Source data
§ §

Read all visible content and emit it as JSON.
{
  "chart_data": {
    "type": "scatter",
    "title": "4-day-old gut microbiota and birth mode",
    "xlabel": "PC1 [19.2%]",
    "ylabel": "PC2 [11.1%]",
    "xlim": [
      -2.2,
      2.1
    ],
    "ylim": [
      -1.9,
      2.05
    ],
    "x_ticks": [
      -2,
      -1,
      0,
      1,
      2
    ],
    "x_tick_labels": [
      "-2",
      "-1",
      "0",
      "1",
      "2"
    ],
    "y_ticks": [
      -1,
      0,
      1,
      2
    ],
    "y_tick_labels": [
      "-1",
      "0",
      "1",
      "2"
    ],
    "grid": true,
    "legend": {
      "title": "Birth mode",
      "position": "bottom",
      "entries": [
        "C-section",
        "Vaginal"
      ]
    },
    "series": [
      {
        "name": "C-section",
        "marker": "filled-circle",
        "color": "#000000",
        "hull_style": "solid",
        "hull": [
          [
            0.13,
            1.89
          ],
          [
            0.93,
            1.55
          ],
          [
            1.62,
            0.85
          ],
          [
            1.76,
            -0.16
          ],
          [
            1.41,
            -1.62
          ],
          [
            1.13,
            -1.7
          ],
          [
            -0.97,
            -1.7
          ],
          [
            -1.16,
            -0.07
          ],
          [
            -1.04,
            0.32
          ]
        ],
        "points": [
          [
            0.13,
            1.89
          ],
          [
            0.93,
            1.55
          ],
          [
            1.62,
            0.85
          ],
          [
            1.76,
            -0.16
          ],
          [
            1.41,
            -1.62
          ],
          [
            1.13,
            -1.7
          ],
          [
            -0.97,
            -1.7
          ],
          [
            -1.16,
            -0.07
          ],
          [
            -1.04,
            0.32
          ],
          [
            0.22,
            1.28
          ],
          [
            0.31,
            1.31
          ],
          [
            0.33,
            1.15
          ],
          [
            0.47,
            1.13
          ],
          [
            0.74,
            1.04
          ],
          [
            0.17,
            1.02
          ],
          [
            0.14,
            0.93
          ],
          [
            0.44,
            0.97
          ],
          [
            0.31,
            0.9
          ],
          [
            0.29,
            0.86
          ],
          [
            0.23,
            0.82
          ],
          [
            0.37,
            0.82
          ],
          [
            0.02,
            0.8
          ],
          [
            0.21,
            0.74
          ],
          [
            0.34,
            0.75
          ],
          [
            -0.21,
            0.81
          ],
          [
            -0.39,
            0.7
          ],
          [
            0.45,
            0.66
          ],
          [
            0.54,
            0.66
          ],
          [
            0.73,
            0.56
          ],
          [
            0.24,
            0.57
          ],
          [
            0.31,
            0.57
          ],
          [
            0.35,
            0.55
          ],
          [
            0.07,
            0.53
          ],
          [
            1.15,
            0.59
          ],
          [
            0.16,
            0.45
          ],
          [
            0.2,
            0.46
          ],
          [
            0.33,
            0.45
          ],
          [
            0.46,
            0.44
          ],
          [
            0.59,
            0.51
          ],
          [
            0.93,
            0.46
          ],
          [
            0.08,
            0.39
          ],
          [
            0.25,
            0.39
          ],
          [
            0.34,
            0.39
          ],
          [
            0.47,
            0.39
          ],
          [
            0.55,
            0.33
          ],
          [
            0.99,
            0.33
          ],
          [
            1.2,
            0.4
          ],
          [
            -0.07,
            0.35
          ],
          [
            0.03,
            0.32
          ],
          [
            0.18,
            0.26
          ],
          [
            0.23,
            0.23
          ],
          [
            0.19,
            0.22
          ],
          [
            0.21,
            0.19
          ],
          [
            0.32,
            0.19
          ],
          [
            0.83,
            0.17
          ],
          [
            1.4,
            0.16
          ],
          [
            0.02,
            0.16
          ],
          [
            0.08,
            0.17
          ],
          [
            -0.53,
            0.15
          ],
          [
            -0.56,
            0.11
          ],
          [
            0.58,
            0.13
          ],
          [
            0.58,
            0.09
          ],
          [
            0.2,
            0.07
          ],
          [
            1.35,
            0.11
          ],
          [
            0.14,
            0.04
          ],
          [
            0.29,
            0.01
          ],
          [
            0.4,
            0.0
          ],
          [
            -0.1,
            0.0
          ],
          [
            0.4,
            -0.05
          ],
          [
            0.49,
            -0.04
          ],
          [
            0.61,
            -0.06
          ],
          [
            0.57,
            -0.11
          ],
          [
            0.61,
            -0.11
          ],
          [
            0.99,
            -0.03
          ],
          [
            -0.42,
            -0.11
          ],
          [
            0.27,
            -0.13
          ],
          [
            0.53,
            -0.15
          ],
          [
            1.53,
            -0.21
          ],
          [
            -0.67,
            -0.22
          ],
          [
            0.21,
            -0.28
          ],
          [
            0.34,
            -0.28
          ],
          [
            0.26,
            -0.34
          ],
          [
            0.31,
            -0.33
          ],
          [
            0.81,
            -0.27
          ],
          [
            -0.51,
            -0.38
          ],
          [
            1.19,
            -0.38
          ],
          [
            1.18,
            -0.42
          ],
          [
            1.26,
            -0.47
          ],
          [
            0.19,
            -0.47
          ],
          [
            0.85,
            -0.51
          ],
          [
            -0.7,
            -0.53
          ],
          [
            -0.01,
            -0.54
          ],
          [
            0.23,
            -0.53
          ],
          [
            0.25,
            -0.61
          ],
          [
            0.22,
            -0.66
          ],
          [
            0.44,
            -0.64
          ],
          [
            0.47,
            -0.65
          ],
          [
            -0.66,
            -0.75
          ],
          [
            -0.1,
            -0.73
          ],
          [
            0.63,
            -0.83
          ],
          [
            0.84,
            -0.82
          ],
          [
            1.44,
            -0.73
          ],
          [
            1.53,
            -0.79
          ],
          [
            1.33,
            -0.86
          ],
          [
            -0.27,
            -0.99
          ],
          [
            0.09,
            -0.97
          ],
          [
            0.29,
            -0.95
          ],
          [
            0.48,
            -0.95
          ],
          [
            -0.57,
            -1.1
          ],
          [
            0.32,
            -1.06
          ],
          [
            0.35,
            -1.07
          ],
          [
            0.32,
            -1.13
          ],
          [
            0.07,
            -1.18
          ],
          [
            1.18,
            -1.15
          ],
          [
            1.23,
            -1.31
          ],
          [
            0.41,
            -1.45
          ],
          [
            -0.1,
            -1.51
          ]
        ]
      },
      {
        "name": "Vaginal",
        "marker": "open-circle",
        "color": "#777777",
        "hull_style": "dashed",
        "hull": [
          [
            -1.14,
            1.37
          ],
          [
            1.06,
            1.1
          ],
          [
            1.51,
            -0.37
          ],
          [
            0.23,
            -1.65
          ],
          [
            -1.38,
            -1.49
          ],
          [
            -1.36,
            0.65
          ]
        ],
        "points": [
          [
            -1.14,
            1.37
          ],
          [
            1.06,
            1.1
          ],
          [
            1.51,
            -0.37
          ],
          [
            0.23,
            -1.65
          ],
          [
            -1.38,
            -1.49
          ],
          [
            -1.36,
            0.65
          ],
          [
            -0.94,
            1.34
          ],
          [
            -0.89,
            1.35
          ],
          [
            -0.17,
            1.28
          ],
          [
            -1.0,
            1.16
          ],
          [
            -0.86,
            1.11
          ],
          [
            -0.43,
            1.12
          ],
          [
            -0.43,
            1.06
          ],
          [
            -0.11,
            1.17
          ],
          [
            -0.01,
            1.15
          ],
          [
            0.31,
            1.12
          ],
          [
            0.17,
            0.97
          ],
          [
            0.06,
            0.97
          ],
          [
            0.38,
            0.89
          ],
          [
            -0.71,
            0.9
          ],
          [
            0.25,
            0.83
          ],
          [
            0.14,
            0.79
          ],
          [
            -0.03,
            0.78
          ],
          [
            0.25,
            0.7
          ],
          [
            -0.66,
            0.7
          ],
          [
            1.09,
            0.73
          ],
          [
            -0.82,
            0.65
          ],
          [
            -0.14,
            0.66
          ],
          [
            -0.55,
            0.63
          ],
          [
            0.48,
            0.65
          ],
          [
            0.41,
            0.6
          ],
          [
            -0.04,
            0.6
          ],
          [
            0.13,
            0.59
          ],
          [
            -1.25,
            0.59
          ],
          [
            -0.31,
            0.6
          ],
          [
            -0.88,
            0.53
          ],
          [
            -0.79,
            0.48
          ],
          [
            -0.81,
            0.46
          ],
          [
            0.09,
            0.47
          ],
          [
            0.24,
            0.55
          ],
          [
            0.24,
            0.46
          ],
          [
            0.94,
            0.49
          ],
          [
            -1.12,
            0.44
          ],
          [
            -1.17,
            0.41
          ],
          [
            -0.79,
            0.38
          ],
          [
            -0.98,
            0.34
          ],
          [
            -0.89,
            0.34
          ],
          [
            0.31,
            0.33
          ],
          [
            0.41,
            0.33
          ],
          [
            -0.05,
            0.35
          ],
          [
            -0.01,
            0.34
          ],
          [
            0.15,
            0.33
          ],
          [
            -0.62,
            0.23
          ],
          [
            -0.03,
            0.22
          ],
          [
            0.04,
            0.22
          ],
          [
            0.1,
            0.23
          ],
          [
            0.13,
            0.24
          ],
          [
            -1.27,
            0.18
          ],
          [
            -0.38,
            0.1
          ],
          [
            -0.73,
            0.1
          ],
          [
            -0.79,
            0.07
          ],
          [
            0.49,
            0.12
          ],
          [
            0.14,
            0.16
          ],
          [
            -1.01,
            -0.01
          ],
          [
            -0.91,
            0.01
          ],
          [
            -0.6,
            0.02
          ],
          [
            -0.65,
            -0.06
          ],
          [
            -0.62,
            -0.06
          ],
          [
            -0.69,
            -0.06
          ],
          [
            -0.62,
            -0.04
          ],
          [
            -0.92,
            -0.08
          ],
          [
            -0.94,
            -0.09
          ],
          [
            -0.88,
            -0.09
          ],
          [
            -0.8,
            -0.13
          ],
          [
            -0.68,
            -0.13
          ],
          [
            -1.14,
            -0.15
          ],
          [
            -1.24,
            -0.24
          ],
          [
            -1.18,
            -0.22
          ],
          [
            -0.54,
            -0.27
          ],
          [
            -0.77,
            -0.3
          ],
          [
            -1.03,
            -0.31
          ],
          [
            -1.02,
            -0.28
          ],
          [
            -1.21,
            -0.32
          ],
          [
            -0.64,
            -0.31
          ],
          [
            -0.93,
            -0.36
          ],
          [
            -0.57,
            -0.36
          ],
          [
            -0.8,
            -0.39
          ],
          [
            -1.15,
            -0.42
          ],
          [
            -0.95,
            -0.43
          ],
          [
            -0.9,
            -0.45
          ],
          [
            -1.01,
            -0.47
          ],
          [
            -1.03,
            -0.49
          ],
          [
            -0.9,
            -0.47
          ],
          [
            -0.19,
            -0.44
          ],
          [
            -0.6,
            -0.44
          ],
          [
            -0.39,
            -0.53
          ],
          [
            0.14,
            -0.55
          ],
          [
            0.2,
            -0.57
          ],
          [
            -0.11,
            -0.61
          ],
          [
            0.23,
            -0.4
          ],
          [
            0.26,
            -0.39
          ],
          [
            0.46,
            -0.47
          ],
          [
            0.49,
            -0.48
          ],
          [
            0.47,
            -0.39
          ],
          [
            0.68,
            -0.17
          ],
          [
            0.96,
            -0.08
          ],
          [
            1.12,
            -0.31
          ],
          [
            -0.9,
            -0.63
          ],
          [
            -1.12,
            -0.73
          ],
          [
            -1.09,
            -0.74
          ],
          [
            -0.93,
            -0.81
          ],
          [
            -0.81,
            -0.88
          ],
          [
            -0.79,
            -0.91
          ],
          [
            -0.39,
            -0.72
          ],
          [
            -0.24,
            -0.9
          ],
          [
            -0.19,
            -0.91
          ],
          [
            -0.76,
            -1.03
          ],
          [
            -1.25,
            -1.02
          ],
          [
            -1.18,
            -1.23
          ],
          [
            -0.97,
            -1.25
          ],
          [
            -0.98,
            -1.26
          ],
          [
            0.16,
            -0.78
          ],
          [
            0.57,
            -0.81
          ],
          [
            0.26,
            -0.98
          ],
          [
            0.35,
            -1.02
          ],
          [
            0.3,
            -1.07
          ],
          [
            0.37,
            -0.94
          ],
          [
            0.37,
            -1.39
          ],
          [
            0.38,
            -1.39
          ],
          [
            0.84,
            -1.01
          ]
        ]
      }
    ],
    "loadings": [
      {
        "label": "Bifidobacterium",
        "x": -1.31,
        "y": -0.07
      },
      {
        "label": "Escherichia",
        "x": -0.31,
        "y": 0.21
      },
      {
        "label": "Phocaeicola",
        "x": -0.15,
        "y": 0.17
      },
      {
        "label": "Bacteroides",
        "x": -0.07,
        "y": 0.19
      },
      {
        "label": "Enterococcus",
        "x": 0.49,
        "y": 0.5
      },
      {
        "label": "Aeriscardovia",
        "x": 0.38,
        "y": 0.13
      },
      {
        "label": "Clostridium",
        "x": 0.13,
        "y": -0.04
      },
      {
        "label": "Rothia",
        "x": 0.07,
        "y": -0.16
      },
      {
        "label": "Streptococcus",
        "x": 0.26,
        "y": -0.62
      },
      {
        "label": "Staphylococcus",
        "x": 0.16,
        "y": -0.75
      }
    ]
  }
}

§ §

WORK INSTRUCTIONS: Please go through the data and copy each line containing the word "circle".

ANSWER TO THIS EXERCISE:
        "marker": "filled-circle",
        "marker": "open-circle",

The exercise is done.